Text segment –

Why? During the October 1962 Cuban Missile Crisis, one option presented to President John F. Kennedy was U.S. air strikes against these facilities. Recall that the missiles were land-based and had no protective shelters, making them easy targets. However, Kennedy was told that the complete destruction of the missiles and associated logistics and launching equipment could not be guaranteed

For a military planner, not just destroying, but also incapacitating Iran’s nuclear weapons programs presents a nearly impossible scenario.

If Israel were to employ nuclear weapons — and this would not be one or two but probably tens — collateral damage would be vast. Minimizing casualties and using nuclear weapons is the ultimate contradiction.  And what about subsequent radiation?  The trade winds blow east. And who lies east of Iran — Russia and China.

The use of nuclear and thermonuclear weapons has been deemed “unthinkable.” But on a number of occasions during the Cold War, both the U.S. and USSR came frighteningly close to making a catastrophic miscalculation. Exercise Able Archer is one such example.

Whether Prime Minister Benyamin Netanyahu and his war cabinet would even consider using nuclear weapons or not, surely, a scenario aimed at crippling some of Iran’s nuclear weapons programs must be on the table.  This then gets back to first principles.

(Saved entries)
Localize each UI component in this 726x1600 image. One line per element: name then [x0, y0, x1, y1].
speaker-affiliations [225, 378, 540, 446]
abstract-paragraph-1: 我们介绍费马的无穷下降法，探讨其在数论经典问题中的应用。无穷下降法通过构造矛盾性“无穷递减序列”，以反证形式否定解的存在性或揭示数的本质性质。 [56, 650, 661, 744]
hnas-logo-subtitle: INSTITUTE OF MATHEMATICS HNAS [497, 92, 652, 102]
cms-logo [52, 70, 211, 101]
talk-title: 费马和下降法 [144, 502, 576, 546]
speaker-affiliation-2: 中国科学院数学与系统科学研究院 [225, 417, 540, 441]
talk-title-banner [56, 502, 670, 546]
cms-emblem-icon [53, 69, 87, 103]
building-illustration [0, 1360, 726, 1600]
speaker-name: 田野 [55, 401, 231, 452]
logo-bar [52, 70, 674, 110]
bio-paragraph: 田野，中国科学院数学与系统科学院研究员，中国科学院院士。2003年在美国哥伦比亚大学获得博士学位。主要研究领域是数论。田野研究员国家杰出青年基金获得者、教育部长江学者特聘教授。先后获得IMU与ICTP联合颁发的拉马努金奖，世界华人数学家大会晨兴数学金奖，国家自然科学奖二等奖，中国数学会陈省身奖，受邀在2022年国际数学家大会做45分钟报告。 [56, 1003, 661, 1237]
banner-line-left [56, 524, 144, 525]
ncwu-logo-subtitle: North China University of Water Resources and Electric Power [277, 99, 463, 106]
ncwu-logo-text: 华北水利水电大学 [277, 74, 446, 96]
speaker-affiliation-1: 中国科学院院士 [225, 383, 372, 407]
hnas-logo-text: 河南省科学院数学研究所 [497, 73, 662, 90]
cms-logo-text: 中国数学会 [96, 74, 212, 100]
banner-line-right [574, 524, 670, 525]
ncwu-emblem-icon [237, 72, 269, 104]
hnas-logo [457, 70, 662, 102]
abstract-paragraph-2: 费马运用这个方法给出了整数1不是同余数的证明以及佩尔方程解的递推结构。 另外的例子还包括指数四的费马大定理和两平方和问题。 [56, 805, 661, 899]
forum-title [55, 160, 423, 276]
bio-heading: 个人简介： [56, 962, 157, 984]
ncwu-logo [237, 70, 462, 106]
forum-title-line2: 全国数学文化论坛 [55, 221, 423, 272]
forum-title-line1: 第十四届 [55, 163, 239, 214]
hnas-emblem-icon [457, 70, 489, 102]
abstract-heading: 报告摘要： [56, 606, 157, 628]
---
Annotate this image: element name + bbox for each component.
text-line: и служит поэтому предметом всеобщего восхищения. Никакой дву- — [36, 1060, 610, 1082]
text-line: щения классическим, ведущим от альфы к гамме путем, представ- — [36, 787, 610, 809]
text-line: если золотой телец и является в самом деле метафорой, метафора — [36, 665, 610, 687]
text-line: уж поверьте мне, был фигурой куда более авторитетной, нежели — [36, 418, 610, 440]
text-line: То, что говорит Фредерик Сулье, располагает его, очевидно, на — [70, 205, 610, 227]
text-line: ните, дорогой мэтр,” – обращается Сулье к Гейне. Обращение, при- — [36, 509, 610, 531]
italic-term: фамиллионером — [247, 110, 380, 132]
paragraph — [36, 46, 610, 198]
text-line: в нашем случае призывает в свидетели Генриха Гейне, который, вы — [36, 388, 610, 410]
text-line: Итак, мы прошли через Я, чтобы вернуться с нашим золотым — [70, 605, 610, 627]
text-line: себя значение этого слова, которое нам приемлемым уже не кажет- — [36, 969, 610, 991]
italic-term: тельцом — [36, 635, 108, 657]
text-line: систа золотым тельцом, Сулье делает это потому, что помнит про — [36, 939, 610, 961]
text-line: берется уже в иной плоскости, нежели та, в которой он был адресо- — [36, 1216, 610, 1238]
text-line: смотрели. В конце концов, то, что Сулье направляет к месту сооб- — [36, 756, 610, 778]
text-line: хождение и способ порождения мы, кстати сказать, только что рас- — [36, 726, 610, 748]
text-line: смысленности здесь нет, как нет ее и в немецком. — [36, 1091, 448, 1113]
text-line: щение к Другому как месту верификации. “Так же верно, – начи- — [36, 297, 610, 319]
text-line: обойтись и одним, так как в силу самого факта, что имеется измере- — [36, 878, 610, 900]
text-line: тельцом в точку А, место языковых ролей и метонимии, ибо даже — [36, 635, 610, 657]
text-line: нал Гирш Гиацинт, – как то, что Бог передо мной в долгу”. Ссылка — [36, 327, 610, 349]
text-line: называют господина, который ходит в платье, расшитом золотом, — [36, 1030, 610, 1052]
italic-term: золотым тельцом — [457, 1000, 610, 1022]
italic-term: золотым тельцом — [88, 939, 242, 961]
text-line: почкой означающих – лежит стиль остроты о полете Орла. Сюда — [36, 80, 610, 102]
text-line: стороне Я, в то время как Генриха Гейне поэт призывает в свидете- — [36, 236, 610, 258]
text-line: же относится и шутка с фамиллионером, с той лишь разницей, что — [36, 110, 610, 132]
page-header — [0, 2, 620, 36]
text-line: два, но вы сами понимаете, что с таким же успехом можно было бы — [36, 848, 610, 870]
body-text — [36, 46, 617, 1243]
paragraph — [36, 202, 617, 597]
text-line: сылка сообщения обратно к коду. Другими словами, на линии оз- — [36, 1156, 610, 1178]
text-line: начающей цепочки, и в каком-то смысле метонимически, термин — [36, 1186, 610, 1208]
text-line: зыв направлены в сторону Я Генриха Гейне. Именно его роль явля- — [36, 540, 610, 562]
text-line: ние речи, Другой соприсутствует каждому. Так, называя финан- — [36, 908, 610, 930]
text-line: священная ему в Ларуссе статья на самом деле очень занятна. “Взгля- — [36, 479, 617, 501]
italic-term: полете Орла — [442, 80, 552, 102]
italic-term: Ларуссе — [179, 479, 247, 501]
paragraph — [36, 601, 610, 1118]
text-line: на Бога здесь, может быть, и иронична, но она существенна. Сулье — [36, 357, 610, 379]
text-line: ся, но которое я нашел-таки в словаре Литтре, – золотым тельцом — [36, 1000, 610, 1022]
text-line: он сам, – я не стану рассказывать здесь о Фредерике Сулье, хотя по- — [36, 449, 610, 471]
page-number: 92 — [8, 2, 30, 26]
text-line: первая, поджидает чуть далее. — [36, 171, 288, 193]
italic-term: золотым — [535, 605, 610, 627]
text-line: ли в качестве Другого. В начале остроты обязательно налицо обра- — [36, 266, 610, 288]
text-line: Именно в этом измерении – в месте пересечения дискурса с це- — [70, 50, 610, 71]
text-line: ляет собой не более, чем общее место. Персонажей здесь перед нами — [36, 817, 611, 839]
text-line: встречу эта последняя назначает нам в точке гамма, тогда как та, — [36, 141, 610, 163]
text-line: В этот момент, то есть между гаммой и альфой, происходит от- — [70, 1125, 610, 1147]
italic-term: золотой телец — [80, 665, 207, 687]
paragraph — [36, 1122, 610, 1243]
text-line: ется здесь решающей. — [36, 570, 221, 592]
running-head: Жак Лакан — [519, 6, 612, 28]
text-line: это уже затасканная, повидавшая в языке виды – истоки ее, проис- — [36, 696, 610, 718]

Exercise task – From the text on military options against Iran's nuclear programs above, set down the passage between "For a military" and "Russia and China.", inclusive.

Reply –
For a military planner, not just destroying, but also incapacitating Iran’s nuclear weapons programs presents a nearly impossible scenario.

If Israel were to employ nuclear weapons — and this would not be one or two but probably tens — collateral damage would be vast. Minimizing casualties and using nuclear weapons is the ultimate contradiction.  And what about subsequent radiation?  The trade winds blow east. And who lies east of Iran — Russia and China.